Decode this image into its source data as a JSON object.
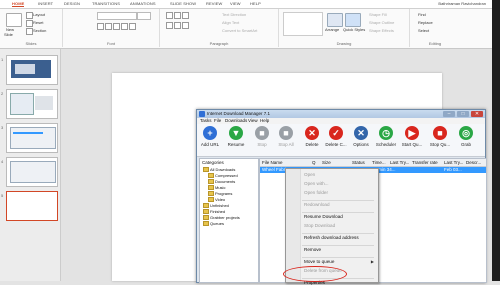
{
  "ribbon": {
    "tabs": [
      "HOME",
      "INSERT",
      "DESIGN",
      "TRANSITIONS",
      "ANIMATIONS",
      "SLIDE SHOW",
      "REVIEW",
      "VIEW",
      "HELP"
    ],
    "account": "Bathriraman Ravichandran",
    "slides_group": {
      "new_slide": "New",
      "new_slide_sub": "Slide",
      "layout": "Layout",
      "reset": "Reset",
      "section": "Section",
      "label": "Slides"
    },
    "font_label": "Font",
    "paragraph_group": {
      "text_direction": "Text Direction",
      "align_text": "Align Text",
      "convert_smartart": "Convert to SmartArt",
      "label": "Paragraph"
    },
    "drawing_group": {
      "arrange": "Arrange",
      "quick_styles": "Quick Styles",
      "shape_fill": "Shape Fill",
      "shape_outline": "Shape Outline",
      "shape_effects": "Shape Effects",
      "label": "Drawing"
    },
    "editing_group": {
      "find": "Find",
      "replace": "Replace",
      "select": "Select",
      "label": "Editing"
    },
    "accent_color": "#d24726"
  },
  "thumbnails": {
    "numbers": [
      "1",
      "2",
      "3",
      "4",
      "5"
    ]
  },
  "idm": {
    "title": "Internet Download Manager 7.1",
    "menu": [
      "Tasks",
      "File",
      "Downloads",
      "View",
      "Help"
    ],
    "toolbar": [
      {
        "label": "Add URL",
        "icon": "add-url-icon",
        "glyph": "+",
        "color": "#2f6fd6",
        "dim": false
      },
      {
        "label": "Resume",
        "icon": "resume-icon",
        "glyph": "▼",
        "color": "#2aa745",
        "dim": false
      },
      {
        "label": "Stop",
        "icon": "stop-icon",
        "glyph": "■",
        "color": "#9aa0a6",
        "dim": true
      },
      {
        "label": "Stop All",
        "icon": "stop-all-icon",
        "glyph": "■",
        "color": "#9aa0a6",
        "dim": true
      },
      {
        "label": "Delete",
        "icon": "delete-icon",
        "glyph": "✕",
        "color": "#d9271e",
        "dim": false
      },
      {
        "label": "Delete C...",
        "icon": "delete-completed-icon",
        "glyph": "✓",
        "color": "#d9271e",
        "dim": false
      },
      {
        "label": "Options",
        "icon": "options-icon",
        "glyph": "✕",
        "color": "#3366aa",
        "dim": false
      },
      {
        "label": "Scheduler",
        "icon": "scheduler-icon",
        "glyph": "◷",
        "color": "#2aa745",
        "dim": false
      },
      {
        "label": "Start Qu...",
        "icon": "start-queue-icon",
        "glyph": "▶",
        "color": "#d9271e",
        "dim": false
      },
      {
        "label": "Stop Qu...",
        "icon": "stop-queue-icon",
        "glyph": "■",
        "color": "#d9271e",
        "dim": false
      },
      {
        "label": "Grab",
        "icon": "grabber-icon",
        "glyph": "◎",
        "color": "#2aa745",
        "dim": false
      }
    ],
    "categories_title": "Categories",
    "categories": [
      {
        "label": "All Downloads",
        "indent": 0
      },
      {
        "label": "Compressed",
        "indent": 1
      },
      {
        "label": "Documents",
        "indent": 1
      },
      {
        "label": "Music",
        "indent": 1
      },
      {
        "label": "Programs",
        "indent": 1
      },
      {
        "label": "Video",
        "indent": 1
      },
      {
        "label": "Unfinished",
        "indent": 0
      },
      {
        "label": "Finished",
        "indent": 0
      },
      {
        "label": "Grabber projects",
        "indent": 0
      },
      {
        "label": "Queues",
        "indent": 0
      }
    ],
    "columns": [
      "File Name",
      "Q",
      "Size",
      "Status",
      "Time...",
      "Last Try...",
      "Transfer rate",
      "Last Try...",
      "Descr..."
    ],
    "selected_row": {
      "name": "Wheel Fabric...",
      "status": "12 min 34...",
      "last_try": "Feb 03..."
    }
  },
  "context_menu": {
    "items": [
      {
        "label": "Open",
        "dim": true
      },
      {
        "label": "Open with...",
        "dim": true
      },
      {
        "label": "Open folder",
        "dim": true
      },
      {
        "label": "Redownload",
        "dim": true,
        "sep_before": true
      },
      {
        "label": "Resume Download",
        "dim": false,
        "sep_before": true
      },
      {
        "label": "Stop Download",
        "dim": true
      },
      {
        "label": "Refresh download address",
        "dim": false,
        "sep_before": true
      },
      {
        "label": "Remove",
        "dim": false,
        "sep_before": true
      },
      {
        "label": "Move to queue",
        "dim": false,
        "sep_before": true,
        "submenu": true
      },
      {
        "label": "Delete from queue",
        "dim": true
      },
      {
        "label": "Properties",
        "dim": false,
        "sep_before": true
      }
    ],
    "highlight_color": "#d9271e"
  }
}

### Directions
In the records above, find each line holding "Shape" and copy it.

### Exercise solution
      "shape_fill": "Shape Fill",
      "shape_outline": "Shape Outline",
      "shape_effects": "Shape Effects",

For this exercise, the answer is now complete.